* _Exercise instructions_:
All of the data below should be written out exactly.

┌─ Given entries

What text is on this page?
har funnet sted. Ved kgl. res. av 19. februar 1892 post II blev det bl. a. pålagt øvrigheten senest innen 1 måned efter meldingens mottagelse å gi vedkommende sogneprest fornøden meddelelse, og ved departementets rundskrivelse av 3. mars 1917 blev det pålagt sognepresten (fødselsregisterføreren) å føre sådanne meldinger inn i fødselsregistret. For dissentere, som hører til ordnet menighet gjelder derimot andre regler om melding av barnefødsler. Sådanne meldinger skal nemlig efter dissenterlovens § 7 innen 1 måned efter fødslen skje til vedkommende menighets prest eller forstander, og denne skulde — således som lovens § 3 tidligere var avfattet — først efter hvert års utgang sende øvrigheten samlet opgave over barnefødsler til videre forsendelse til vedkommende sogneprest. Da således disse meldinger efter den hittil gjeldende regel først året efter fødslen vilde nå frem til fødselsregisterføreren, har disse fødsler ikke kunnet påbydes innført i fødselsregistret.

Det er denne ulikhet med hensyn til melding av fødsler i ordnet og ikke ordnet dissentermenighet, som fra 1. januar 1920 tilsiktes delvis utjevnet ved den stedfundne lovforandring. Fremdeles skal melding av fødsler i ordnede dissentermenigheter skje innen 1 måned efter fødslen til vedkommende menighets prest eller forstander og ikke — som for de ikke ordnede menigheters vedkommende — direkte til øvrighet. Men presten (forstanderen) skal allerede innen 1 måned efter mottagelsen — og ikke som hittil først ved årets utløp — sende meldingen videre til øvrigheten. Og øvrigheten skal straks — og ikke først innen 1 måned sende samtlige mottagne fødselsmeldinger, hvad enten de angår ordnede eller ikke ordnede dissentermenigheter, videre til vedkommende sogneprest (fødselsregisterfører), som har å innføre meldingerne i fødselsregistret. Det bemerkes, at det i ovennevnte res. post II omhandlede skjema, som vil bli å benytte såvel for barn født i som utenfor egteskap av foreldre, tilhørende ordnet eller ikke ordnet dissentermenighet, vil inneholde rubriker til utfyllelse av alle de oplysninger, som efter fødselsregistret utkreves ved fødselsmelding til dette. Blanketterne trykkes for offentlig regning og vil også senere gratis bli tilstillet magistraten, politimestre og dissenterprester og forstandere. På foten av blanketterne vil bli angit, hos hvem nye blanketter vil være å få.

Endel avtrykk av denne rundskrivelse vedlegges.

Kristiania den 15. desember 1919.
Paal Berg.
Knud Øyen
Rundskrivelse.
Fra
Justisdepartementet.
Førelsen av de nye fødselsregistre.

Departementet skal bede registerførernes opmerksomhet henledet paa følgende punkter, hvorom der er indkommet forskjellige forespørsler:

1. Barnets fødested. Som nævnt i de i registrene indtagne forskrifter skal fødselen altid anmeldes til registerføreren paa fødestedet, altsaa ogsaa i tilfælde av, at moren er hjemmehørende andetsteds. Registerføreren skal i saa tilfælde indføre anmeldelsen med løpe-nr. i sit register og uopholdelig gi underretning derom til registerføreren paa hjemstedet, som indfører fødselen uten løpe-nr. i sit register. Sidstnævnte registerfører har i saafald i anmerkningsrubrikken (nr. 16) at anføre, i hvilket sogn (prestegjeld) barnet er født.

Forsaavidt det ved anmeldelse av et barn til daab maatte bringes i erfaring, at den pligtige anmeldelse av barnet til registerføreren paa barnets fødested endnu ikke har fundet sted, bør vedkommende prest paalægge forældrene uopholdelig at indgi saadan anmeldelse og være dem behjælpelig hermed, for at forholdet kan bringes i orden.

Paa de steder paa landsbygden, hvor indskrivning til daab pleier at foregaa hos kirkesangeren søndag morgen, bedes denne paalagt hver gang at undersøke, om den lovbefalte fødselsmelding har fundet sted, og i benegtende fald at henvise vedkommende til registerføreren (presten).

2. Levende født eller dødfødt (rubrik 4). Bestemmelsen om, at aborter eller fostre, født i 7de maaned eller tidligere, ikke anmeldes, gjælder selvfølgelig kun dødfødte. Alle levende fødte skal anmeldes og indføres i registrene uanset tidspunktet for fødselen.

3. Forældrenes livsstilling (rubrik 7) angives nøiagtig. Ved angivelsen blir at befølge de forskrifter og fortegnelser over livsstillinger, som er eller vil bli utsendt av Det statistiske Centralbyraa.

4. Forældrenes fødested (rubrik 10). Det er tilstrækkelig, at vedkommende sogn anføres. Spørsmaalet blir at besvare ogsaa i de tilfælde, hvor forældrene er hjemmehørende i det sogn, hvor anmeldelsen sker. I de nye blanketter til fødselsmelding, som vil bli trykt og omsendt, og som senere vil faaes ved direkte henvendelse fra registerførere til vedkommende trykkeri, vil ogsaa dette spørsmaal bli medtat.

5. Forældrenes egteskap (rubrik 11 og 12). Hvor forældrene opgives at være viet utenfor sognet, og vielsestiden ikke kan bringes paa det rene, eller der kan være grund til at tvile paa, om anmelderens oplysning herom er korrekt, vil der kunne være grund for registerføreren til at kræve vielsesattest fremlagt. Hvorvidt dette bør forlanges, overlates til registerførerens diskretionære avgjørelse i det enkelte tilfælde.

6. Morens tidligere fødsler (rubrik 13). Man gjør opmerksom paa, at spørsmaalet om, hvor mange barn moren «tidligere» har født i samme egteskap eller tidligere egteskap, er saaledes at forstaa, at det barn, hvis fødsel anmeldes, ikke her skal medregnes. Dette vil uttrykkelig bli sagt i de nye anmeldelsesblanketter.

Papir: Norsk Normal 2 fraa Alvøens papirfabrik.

└─

* _Final result_:
What text is on this page?
har funnet sted. Ved kgl. res. av 19. februar 1892 post II blev det bl. a. pålagt øvrigheten senest innen 1 måned efter meldingens mottagelse å gi vedkommende sogneprest fornøden meddelelse, og ved departementets rundskrivelse av 3. mars 1917 blev det pålagt sognepresten (fødselsregisterføreren) å føre sådanne meldinger inn i fødselsregistret. For dissentere, som hører til ordnet menighet gjelder derimot andre regler om melding av barnefødsler. Sådanne meldinger skal nemlig efter dissenterlovens § 7 innen 1 måned efter fødslen skje til vedkommende menighets prest eller forstander, og denne skulde — således som lovens § 3 tidligere var avfattet — først efter hvert års utgang sende øvrigheten samlet opgave over barnefødsler til videre forsendelse til vedkommende sogneprest. Da således disse meldinger efter den hittil gjeldende regel først året efter fødslen vilde nå frem til fødselsregisterføreren, har disse fødsler ikke kunnet påbydes innført i fødselsregistret.

Det er denne ulikhet med hensyn til melding av fødsler i ordnet og ikke ordnet dissentermenighet, som fra 1. januar 1920 tilsiktes delvis utjevnet ved den stedfundne lovforandring. Fremdeles skal melding av fødsler i ordnede dissentermenigheter skje innen 1 måned efter fødslen til vedkommende menighets prest eller forstander og ikke — som for de ikke ordnede menigheters vedkommende — direkte til øvrighet. Men presten (forstanderen) skal allerede innen 1 måned efter mottagelsen — og ikke som hittil først ved årets utløp — sende meldingen videre til øvrigheten. Og øvrigheten skal straks — og ikke først innen 1 måned sende samtlige mottagne fødselsmeldinger, hvad enten de angår ordnede eller ikke ordnede dissentermenigheter, videre til vedkommende sogneprest (fødselsregisterfører), som har å innføre meldingerne i fødselsregistret. Det bemerkes, at det i ovennevnte res. post II omhandlede skjema, som vil bli å benytte såvel for barn født i som utenfor egteskap av foreldre, tilhørende ordnet eller ikke ordnet dissentermenighet, vil inneholde rubriker til utfyllelse av alle de oplysninger, som efter fødselsregistret utkreves ved fødselsmelding til dette. Blanketterne trykkes for offentlig regning og vil også senere gratis bli tilstillet magistraten, politimestre og dissenterprester og forstandere. På foten av blanketterne vil bli angit, hos hvem nye blanketter vil være å få.

Endel avtrykk av denne rundskrivelse vedlegges.

Kristiania den 15. desember 1919.
Paal Berg.
Knud Øyen
Rundskrivelse.
Fra
Justisdepartementet.
Førelsen av de nye fødselsregistre.

Departementet skal bede registerførernes opmerksomhet henledet paa følgende punkter, hvorom der er indkommet forskjellige forespørsler:

1. Barnets fødested. Som nævnt i de i registrene indtagne forskrifter skal fødselen altid anmeldes til registerføreren paa fødestedet, altsaa ogsaa i tilfælde av, at moren er hjemmehørende andetsteds. Registerføreren skal i saa tilfælde indføre anmeldelsen med løpe-nr. i sit register og uopholdelig gi underretning derom til registerføreren paa hjemstedet, som indfører fødselen uten løpe-nr. i sit register. Sidstnævnte registerfører har i saafald i anmerkningsrubrikken (nr. 16) at anføre, i hvilket sogn (prestegjeld) barnet er født.

Forsaavidt det ved anmeldelse av et barn til daab maatte bringes i erfaring, at den pligtige anmeldelse av barnet til registerføreren paa barnets fødested endnu ikke har fundet sted, bør vedkommende prest paalægge forældrene uopholdelig at indgi saadan anmeldelse og være dem behjælpelig hermed, for at forholdet kan bringes i orden.

Paa de steder paa landsbygden, hvor indskrivning til daab pleier at foregaa hos kirkesangeren søndag morgen, bedes denne paalagt hver gang at undersøke, om den lovbefalte fødselsmelding har fundet sted, og i benegtende fald at henvise vedkommende til registerføreren (presten).

2. Levende født eller dødfødt (rubrik 4). Bestemmelsen om, at aborter eller fostre, født i 7de maaned eller tidligere, ikke anmeldes, gjælder selvfølgelig kun dødfødte. Alle levende fødte skal anmeldes og indføres i registrene uanset tidspunktet for fødselen.

3. Forældrenes livsstilling (rubrik 7) angives nøiagtig. Ved angivelsen blir at befølge de forskrifter og fortegnelser over livsstillinger, som er eller vil bli utsendt av Det statistiske Centralbyraa.

4. Forældrenes fødested (rubrik 10). Det er tilstrækkelig, at vedkommende sogn anføres. Spørsmaalet blir at besvare ogsaa i de tilfælde, hvor forældrene er hjemmehørende i det sogn, hvor anmeldelsen sker. I de nye blanketter til fødselsmelding, som vil bli trykt og omsendt, og som senere vil faaes ved direkte henvendelse fra registerførere til vedkommende trykkeri, vil ogsaa dette spørsmaal bli medtat.

5. Forældrenes egteskap (rubrik 11 og 12). Hvor forældrene opgives at være viet utenfor sognet, og vielsestiden ikke kan bringes paa det rene, eller der kan være grund til at tvile paa, om anmelderens oplysning herom er korrekt, vil der kunne være grund for registerføreren til at kræve vielsesattest fremlagt. Hvorvidt dette bør forlanges, overlates til registerførerens diskretionære avgjørelse i det enkelte tilfælde.

6. Morens tidligere fødsler (rubrik 13). Man gjør opmerksom paa, at spørsmaalet om, hvor mange barn moren «tidligere» har født i samme egteskap eller tidligere egteskap, er saaledes at forstaa, at det barn, hvis fødsel anmeldes, ikke her skal medregnes. Dette vil uttrykkelig bli sagt i de nye anmeldelsesblanketter.

Papir: Norsk Normal 2 fraa Alvøens papirfabrik.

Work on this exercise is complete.